### LISTING
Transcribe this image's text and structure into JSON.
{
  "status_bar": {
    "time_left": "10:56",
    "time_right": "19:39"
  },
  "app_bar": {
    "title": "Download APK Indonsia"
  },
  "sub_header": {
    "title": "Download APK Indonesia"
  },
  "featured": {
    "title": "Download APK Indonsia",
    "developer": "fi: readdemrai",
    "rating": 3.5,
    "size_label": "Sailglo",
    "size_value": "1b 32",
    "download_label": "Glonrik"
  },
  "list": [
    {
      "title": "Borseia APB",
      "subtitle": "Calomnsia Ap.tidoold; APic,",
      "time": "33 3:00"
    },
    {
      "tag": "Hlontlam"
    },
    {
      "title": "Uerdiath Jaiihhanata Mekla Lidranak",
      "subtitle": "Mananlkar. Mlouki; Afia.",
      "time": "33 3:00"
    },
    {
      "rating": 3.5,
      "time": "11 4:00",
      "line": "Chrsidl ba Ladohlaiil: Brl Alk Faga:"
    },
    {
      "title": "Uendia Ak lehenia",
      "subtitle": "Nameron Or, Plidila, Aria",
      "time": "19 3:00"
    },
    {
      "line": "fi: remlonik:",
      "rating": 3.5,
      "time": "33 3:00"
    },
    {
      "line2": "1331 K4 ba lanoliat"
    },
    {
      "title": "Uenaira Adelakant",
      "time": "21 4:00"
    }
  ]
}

### YOUR TASK
The entries above must be returned in full, exactly as shown.

### EXERCISE SOLUTION
Transcribe this image's text and structure into JSON.
{
  "status_bar": {
    "time_left": "10:56",
    "time_right": "19:39"
  },
  "app_bar": {
    "title": "Download APK Indonsia"
  },
  "sub_header": {
    "title": "Download APK Indonesia"
  },
  "featured": {
    "title": "Download APK Indonsia",
    "developer": "fi: readdemrai",
    "rating": 3.5,
    "size_label": "Sailglo",
    "size_value": "1b 32",
    "download_label": "Glonrik"
  },
  "list": [
    {
      "title": "Borseia APB",
      "subtitle": "Calomnsia Ap.tidoold; APic,",
      "time": "33 3:00"
    },
    {
      "tag": "Hlontlam"
    },
    {
      "title": "Uerdiath Jaiihhanata Mekla Lidranak",
      "subtitle": "Mananlkar. Mlouki; Afia.",
      "time": "33 3:00"
    },
    {
      "rating": 3.5,
      "time": "11 4:00",
      "line": "Chrsidl ba Ladohlaiil: Brl Alk Faga:"
    },
    {
      "title": "Uendia Ak lehenia",
      "subtitle": "Nameron Or, Plidila, Aria",
      "time": "19 3:00"
    },
    {
      "line": "fi: remlonik:",
      "rating": 3.5,
      "time": "33 3:00"
    },
    {
      "line2": "1331 K4 ba lanoliat"
    },
    {
      "title": "Uenaira Adelakant",
      "time": "21 4:00"
    }
  ]
}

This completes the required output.